[start Items]
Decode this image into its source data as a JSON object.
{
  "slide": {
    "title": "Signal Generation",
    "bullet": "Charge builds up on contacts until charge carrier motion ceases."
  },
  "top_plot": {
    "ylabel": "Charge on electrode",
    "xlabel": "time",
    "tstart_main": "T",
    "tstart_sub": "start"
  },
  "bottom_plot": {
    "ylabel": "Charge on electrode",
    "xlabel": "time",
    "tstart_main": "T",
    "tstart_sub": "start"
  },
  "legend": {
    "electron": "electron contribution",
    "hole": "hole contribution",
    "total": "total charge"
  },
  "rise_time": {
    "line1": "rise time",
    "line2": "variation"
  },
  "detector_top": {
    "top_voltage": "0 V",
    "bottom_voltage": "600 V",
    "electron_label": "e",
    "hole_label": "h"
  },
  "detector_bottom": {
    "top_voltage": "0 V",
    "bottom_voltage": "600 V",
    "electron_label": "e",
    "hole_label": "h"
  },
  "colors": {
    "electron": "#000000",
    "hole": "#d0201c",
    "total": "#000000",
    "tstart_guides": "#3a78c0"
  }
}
[end Items]
Instructions to follow: The records above should be returned exactly.

Problem solution:
Decode this image into its source data as a JSON object.
{
  "slide": {
    "title": "Signal Generation",
    "bullet": "Charge builds up on contacts until charge carrier motion ceases."
  },
  "top_plot": {
    "ylabel": "Charge on electrode",
    "xlabel": "time",
    "tstart_main": "T",
    "tstart_sub": "start"
  },
  "bottom_plot": {
    "ylabel": "Charge on electrode",
    "xlabel": "time",
    "tstart_main": "T",
    "tstart_sub": "start"
  },
  "legend": {
    "electron": "electron contribution",
    "hole": "hole contribution",
    "total": "total charge"
  },
  "rise_time": {
    "line1": "rise time",
    "line2": "variation"
  },
  "detector_top": {
    "top_voltage": "0 V",
    "bottom_voltage": "600 V",
    "electron_label": "e",
    "hole_label": "h"
  },
  "detector_bottom": {
    "top_voltage": "0 V",
    "bottom_voltage": "600 V",
    "electron_label": "e",
    "hole_label": "h"
  },
  "colors": {
    "electron": "#000000",
    "hole": "#d0201c",
    "total": "#000000",
    "tstart_guides": "#3a78c0"
  }
}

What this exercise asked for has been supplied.